*What to do:* All of the material below is to be restated word for word, apart from the pictures.

• • • •

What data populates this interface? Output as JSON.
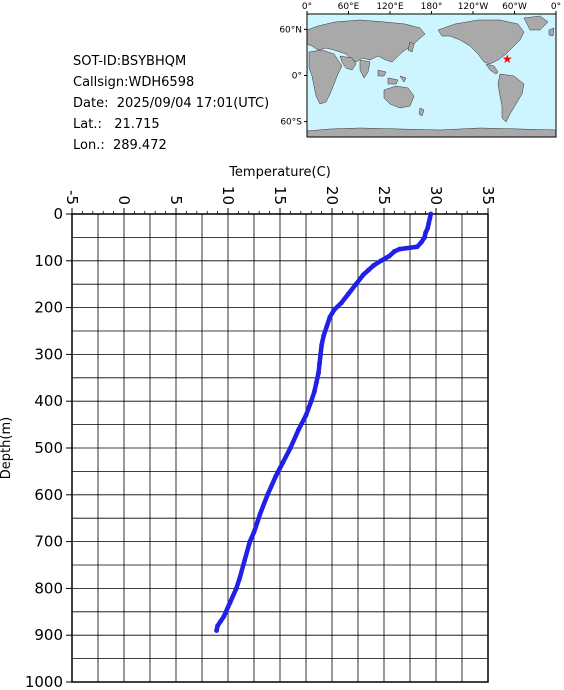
{
  "info": {
    "sot_id": "SOT-ID:BSYBHQM",
    "callsign": "Callsign:WDH6598",
    "date": "Date:  2025/09/04 17:01(UTC)",
    "lat": "Lat.:   21.715",
    "lon": "Lon.:  289.472"
  },
  "map": {
    "lon_labels": [
      "0°",
      "60°E",
      "120°E",
      "180°",
      "120°W",
      "60°W",
      "0°"
    ],
    "lat_labels": [
      "60°N",
      "0°",
      "60°S"
    ],
    "ocean_color": "#cdf5ff",
    "land_color": "#a9a9a9",
    "marker_color": "#ff0000",
    "marker": {
      "lon": 289.472,
      "lat": 21.715
    }
  },
  "chart_data": {
    "type": "line",
    "xlabel": "Temperature(C)",
    "ylabel": "Depth(m)",
    "xlim": [
      -5,
      35
    ],
    "ylim": [
      0,
      1000
    ],
    "x_ticks": [
      "-5",
      "0",
      "5",
      "10",
      "15",
      "20",
      "25",
      "30",
      "35"
    ],
    "y_ticks": [
      "0",
      "100",
      "200",
      "300",
      "400",
      "500",
      "600",
      "700",
      "800",
      "900",
      "1000"
    ],
    "grid": true,
    "line_color": "#2020e8",
    "series": [
      {
        "depth": [
          0,
          10,
          20,
          30,
          40,
          50,
          60,
          70,
          75,
          80,
          90,
          100,
          110,
          120,
          130,
          150,
          170,
          190,
          205,
          220,
          240,
          260,
          280,
          300,
          320,
          340,
          360,
          380,
          400,
          430,
          460,
          500,
          530,
          560,
          600,
          640,
          680,
          700,
          740,
          780,
          800,
          830,
          860,
          870,
          880,
          890
        ],
        "temperature": [
          29.5,
          29.4,
          29.3,
          29.2,
          29.0,
          28.9,
          28.6,
          28.2,
          26.5,
          26.0,
          25.5,
          24.7,
          24.0,
          23.5,
          23.0,
          22.3,
          21.6,
          20.9,
          20.2,
          19.8,
          19.5,
          19.2,
          19.0,
          18.9,
          18.8,
          18.7,
          18.5,
          18.3,
          18.0,
          17.5,
          16.8,
          16.0,
          15.3,
          14.6,
          13.8,
          13.1,
          12.5,
          12.1,
          11.6,
          11.1,
          10.8,
          10.2,
          9.6,
          9.3,
          9.0,
          8.9
        ]
      }
    ]
  }
}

• • • •

*Response:*
What data populates this interface? Output as JSON.
{
  "info": {
    "sot_id": "SOT-ID:BSYBHQM",
    "callsign": "Callsign:WDH6598",
    "date": "Date:  2025/09/04 17:01(UTC)",
    "lat": "Lat.:   21.715",
    "lon": "Lon.:  289.472"
  },
  "map": {
    "lon_labels": [
      "0°",
      "60°E",
      "120°E",
      "180°",
      "120°W",
      "60°W",
      "0°"
    ],
    "lat_labels": [
      "60°N",
      "0°",
      "60°S"
    ],
    "ocean_color": "#cdf5ff",
    "land_color": "#a9a9a9",
    "marker_color": "#ff0000",
    "marker": {
      "lon": 289.472,
      "lat": 21.715
    }
  },
  "chart_data": {
    "type": "line",
    "xlabel": "Temperature(C)",
    "ylabel": "Depth(m)",
    "xlim": [
      -5,
      35
    ],
    "ylim": [
      0,
      1000
    ],
    "x_ticks": [
      "-5",
      "0",
      "5",
      "10",
      "15",
      "20",
      "25",
      "30",
      "35"
    ],
    "y_ticks": [
      "0",
      "100",
      "200",
      "300",
      "400",
      "500",
      "600",
      "700",
      "800",
      "900",
      "1000"
    ],
    "grid": true,
    "line_color": "#2020e8",
    "series": [
      {
        "depth": [
          0,
          10,
          20,
          30,
          40,
          50,
          60,
          70,
          75,
          80,
          90,
          100,
          110,
          120,
          130,
          150,
          170,
          190,
          205,
          220,
          240,
          260,
          280,
          300,
          320,
          340,
          360,
          380,
          400,
          430,
          460,
          500,
          530,
          560,
          600,
          640,
          680,
          700,
          740,
          780,
          800,
          830,
          860,
          870,
          880,
          890
        ],
        "temperature": [
          29.5,
          29.4,
          29.3,
          29.2,
          29.0,
          28.9,
          28.6,
          28.2,
          26.5,
          26.0,
          25.5,
          24.7,
          24.0,
          23.5,
          23.0,
          22.3,
          21.6,
          20.9,
          20.2,
          19.8,
          19.5,
          19.2,
          19.0,
          18.9,
          18.8,
          18.7,
          18.5,
          18.3,
          18.0,
          17.5,
          16.8,
          16.0,
          15.3,
          14.6,
          13.8,
          13.1,
          12.5,
          12.1,
          11.6,
          11.1,
          10.8,
          10.2,
          9.6,
          9.3,
          9.0,
          8.9
        ]
      }
    ]
  }
}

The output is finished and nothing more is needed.